- **FRAGMENTO CITADO**
El caos institucional en San Lorenzo sumó un nuevo capítulo, cuando Marcelo Moretti intentó reasumir la presidencia tras un fallo judicial que declaró irregular la acefalía del club. Su llegada a la sede en Boedo derivó en un violento enfrentamiento con hinchas, que lo recibieron con insultos y proyectiles, forzando su huida escoltado por la policía.
El episodio se produjo una semana después de que el Juzgado Civil notificara oficialmente que Moretti podía retomar el cargo, suspendiendo la Asamblea Extraordinaria y ordenando que la Comisión Directiva (CD) se reúna nuevamente “de manera legítima y conforme al Estatuto”. La Justicia consideró que “la supuesta acefalía del club fue irregular” y ordenó retrotraer el proceso.

- **TAREA 1**
Enumera todas las decisiones o declaraciones de la Justicia que menciona la nota sobre la crisis en San Lorenzo.
- **TAREA 2**
Retoma la nota sobre la crisis en San Lorenzo y escribe lo que seguiría después de su última oración.

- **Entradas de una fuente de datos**
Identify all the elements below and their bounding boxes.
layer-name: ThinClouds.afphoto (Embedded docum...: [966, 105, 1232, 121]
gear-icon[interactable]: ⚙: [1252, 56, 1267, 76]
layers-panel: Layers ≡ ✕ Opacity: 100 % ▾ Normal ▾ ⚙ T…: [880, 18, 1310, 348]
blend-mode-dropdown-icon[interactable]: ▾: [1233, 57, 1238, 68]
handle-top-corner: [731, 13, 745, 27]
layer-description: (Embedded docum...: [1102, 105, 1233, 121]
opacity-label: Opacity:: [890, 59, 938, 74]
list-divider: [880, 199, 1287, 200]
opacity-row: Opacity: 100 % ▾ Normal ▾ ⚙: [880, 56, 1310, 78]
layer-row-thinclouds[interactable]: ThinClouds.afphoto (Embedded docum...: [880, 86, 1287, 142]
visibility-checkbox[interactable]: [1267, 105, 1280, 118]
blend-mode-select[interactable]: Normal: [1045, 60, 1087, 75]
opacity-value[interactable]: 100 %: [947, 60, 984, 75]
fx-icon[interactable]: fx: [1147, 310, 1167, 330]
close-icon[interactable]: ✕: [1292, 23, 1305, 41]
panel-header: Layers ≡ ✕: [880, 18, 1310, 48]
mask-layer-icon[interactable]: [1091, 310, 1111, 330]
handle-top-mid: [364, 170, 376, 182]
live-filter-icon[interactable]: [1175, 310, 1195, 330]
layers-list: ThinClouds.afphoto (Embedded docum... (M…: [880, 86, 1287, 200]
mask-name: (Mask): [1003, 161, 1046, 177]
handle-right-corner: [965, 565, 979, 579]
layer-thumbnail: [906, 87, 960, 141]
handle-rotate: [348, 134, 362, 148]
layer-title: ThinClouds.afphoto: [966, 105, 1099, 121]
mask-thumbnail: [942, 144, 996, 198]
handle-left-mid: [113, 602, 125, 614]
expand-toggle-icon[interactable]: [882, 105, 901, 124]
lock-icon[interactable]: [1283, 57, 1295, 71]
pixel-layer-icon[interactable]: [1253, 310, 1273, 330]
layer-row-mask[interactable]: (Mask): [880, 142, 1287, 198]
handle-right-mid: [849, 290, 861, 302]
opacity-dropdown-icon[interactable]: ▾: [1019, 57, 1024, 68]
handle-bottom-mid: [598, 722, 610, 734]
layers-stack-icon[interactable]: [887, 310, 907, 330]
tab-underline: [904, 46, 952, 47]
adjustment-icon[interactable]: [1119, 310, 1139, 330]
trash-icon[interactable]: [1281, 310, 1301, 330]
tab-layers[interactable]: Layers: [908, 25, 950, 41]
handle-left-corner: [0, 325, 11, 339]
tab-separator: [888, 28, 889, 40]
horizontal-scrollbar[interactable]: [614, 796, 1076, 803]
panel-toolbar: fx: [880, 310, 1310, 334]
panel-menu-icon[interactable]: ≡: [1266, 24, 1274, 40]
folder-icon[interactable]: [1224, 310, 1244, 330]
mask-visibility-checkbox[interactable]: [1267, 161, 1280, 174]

- **RESPUESTA 1**
- Notificó que Moretti podía retomar el cargo.
- Suspendió la Asamblea Extraordinaria.
- Ordenó que la Comisión Directiva se reúna nuevamente "de manera legítima y conforme al Estatuto".
- Consideró que "la supuesta acefalía del club fue irregular".
- Ordenó retrotraer el proceso.

- **RESPUESTA 2**
La decisión revirtió el escenario de crisis institucional que se había desatado a mediados de septiembre, cuando varias renuncias en la cúpula dirigencial forzaron la formación de un gobierno de transición y la posibilidad de convocar a elecciones anticipadas.
Sin embargo, el retorno de Moretti encendió el enojo de los hinchas. En un principio, solo algunos simpatizantes lo insultaron al verlo llegar a la sede, pero con el correr de los minutos se autoconvocaron más fanáticos, la tensión escaló y algunos intentaron ingresar por la fuerza, golpeando las puertas del club.